■ What to do: Identify the lines bearing the string "Quick" and gather them.

■ Provided data:
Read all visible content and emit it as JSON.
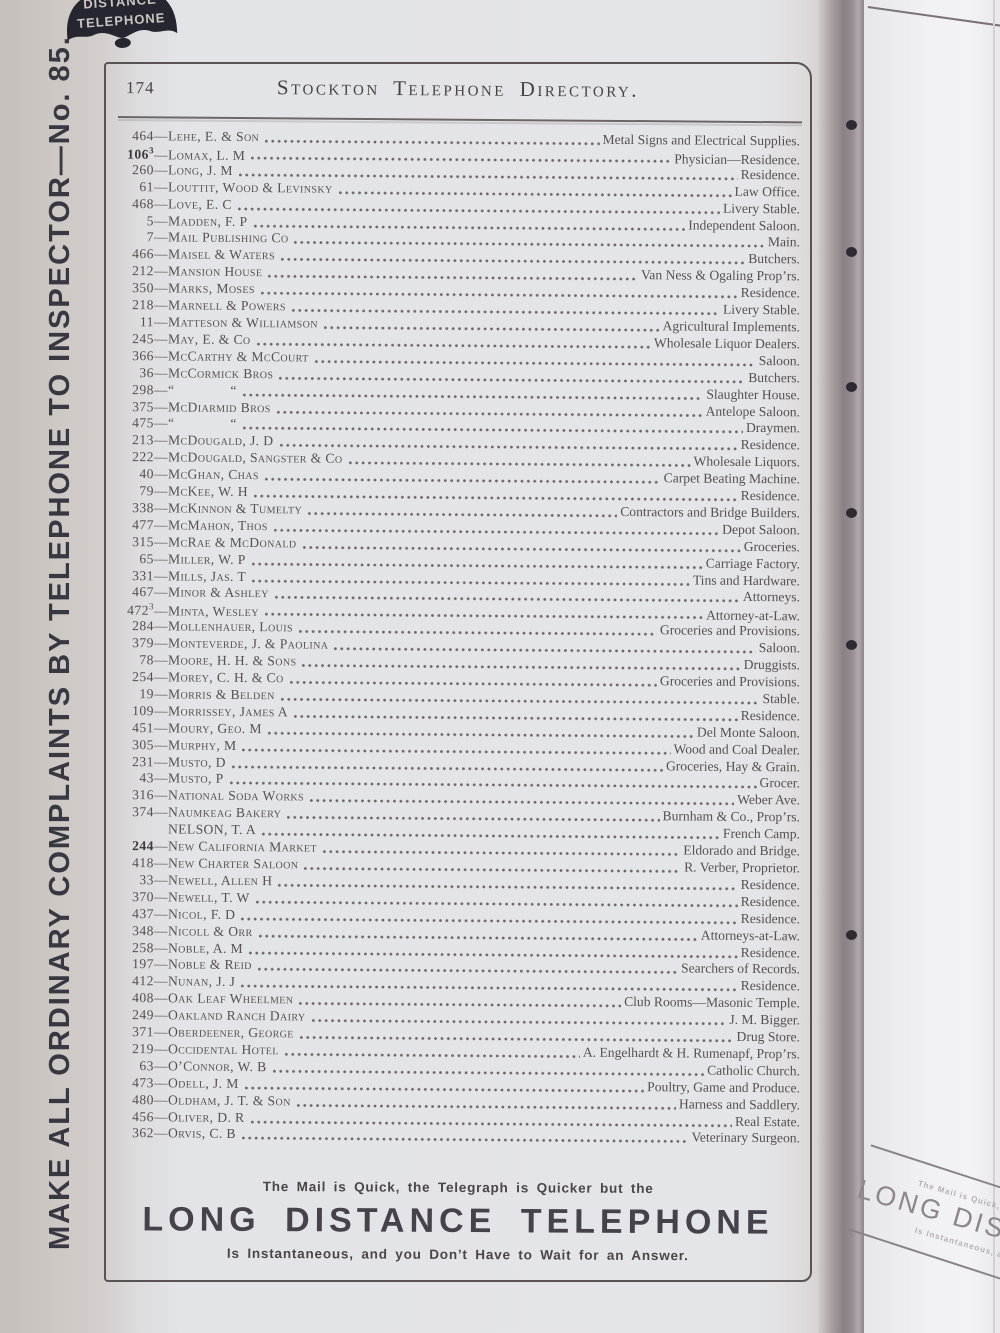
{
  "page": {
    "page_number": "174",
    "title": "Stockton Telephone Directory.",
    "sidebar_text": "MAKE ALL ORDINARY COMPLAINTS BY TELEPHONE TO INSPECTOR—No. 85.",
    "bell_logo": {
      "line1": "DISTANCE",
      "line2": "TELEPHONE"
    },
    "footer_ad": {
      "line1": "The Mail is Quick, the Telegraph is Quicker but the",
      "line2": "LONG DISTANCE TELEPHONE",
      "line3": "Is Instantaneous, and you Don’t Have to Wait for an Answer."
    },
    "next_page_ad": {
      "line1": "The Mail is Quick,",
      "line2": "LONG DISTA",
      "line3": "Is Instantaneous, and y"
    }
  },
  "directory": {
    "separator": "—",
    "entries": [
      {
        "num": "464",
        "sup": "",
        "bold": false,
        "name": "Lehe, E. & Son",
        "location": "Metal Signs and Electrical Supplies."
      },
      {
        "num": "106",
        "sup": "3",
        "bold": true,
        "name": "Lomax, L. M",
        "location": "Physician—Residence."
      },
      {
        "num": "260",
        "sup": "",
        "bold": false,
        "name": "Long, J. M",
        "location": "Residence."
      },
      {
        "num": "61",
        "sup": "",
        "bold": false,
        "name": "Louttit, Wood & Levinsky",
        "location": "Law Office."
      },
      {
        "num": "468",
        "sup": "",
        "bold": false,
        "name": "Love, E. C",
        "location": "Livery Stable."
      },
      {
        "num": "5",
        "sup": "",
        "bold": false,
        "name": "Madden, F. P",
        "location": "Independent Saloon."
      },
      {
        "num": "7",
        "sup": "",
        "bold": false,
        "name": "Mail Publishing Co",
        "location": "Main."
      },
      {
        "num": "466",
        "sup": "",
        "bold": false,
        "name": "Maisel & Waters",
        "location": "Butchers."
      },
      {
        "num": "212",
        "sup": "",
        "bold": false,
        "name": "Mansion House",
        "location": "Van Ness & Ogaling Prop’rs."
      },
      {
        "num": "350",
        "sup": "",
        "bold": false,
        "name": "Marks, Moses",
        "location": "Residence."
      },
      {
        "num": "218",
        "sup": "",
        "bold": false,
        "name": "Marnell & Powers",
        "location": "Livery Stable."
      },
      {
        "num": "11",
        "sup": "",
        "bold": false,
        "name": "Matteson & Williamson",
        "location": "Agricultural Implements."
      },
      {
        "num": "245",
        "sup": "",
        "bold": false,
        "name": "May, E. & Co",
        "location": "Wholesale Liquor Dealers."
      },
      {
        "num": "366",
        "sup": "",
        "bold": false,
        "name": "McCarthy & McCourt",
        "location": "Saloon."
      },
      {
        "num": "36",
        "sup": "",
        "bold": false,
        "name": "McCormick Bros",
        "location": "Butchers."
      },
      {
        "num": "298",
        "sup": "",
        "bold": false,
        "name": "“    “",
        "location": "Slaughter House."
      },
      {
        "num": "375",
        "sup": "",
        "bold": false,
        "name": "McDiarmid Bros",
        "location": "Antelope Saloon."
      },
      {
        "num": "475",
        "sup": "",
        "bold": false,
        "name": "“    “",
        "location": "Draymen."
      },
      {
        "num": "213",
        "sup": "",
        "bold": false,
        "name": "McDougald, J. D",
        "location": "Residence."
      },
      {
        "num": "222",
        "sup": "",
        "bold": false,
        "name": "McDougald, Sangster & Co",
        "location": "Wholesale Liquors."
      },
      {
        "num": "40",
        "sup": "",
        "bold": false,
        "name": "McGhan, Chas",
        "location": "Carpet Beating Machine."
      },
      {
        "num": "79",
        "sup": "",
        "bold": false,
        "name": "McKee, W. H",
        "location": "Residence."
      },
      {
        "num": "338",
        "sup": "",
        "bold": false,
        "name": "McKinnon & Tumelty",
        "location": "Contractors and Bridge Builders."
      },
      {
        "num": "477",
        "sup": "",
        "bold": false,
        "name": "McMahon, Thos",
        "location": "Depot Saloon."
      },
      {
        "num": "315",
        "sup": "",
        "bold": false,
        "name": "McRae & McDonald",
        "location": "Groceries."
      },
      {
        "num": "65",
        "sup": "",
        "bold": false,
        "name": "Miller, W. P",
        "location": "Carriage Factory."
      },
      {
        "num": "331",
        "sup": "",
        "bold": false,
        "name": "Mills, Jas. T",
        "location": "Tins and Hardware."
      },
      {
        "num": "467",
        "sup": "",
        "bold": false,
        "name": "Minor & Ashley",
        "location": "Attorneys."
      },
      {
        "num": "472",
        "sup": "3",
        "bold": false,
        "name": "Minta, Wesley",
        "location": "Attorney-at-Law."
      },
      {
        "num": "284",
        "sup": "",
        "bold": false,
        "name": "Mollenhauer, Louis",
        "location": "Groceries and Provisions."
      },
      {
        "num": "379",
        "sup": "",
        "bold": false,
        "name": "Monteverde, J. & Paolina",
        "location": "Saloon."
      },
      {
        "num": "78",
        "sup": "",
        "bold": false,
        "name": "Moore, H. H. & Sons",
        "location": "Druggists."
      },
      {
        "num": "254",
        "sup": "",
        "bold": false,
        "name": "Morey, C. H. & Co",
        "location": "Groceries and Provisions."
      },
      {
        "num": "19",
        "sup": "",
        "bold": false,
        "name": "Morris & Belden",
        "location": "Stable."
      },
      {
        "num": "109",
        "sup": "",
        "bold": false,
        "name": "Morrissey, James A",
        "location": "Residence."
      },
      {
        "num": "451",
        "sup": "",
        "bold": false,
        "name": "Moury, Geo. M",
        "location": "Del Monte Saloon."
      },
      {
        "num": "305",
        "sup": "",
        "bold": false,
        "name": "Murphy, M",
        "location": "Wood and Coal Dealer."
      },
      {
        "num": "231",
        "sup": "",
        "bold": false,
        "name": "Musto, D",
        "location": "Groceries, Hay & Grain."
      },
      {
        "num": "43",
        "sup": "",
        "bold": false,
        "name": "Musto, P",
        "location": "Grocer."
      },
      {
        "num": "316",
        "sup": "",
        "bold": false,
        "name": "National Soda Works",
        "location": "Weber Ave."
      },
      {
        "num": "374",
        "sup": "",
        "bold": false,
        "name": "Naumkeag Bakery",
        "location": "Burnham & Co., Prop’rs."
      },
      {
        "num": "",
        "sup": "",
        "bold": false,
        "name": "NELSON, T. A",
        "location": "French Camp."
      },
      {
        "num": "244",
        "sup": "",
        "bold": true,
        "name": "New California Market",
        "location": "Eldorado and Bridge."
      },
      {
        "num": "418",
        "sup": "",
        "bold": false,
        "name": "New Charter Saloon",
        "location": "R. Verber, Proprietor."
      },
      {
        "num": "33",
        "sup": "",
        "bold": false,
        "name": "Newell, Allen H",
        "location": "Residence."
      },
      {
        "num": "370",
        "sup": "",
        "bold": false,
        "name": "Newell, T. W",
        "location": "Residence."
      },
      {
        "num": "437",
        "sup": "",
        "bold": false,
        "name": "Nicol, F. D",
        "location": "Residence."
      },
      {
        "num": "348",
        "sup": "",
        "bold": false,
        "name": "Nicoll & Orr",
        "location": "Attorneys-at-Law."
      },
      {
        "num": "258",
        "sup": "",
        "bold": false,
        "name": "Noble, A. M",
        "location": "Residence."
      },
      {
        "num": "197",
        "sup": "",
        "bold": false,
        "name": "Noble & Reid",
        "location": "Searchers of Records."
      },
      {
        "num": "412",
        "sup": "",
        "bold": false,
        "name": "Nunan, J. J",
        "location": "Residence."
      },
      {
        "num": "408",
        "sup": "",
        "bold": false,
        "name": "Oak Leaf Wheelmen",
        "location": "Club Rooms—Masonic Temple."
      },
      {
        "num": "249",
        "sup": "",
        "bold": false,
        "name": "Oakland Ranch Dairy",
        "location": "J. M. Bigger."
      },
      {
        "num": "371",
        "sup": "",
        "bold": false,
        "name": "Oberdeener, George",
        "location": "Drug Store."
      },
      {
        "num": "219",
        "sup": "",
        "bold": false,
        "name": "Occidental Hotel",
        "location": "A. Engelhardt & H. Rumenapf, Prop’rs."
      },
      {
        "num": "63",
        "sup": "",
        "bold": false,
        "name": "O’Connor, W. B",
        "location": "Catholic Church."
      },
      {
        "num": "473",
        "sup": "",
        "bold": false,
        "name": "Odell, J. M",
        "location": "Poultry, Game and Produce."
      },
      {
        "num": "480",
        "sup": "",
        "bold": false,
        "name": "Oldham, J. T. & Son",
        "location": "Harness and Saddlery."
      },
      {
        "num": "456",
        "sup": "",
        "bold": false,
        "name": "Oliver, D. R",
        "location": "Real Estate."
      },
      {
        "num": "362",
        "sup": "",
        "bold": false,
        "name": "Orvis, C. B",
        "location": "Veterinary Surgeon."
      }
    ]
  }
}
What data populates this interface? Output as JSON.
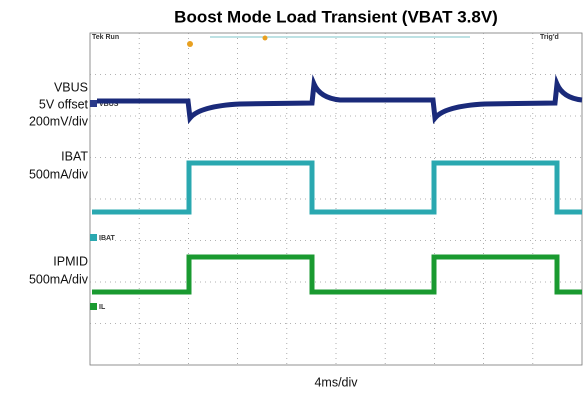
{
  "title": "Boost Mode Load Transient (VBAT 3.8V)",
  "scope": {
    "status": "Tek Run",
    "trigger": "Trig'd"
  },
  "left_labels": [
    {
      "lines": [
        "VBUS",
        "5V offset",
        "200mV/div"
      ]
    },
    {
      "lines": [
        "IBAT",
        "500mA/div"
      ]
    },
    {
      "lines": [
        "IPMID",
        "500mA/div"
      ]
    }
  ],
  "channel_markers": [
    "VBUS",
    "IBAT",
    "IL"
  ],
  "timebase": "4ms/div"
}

■ Response below:
      "line1": "The Mail is Quick, the Telegraph is Quicker but the",
      "line1": "The Mail is Quick,",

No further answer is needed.